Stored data
::::
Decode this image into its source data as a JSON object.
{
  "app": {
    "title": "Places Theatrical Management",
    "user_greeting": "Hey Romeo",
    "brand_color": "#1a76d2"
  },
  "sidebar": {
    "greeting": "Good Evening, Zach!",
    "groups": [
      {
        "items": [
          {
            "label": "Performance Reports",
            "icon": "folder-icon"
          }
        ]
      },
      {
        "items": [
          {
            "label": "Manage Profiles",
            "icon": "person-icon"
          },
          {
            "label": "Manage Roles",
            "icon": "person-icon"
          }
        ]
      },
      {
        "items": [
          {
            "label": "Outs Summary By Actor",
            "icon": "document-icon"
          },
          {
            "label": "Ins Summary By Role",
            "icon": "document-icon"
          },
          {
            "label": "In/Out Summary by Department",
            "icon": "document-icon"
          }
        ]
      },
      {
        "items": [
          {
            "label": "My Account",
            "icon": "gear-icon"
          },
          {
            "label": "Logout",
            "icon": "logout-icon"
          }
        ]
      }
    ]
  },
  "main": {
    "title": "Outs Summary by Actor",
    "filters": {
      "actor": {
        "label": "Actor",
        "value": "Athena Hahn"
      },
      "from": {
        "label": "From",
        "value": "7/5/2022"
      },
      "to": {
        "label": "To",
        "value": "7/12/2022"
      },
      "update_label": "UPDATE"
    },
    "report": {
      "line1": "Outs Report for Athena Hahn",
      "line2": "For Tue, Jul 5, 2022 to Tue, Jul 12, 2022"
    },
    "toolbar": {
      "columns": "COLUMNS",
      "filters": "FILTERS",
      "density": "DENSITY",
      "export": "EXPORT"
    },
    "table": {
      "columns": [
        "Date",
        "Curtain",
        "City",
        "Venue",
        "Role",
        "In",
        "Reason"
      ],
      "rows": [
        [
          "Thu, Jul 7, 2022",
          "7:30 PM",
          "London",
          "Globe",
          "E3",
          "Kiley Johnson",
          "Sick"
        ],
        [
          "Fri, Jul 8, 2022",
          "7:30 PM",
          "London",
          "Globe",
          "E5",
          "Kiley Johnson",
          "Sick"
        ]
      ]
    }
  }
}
::::
# Aim of the task
Write out the data exactly as it stands.

# Answer to this problem
Decode this image into its source data as a JSON object.
{
  "app": {
    "title": "Places Theatrical Management",
    "user_greeting": "Hey Romeo",
    "brand_color": "#1a76d2"
  },
  "sidebar": {
    "greeting": "Good Evening, Zach!",
    "groups": [
      {
        "items": [
          {
            "label": "Performance Reports",
            "icon": "folder-icon"
          }
        ]
      },
      {
        "items": [
          {
            "label": "Manage Profiles",
            "icon": "person-icon"
          },
          {
            "label": "Manage Roles",
            "icon": "person-icon"
          }
        ]
      },
      {
        "items": [
          {
            "label": "Outs Summary By Actor",
            "icon": "document-icon"
          },
          {
            "label": "Ins Summary By Role",
            "icon": "document-icon"
          },
          {
            "label": "In/Out Summary by Department",
            "icon": "document-icon"
          }
        ]
      },
      {
        "items": [
          {
            "label": "My Account",
            "icon": "gear-icon"
          },
          {
            "label": "Logout",
            "icon": "logout-icon"
          }
        ]
      }
    ]
  },
  "main": {
    "title": "Outs Summary by Actor",
    "filters": {
      "actor": {
        "label": "Actor",
        "value": "Athena Hahn"
      },
      "from": {
        "label": "From",
        "value": "7/5/2022"
      },
      "to": {
        "label": "To",
        "value": "7/12/2022"
      },
      "update_label": "UPDATE"
    },
    "report": {
      "line1": "Outs Report for Athena Hahn",
      "line2": "For Tue, Jul 5, 2022 to Tue, Jul 12, 2022"
    },
    "toolbar": {
      "columns": "COLUMNS",
      "filters": "FILTERS",
      "density": "DENSITY",
      "export": "EXPORT"
    },
    "table": {
      "columns": [
        "Date",
        "Curtain",
        "City",
        "Venue",
        "Role",
        "In",
        "Reason"
      ],
      "rows": [
        [
          "Thu, Jul 7, 2022",
          "7:30 PM",
          "London",
          "Globe",
          "E3",
          "Kiley Johnson",
          "Sick"
        ],
        [
          "Fri, Jul 8, 2022",
          "7:30 PM",
          "London",
          "Globe",
          "E5",
          "Kiley Johnson",
          "Sick"
        ]
      ]
    }
  }
}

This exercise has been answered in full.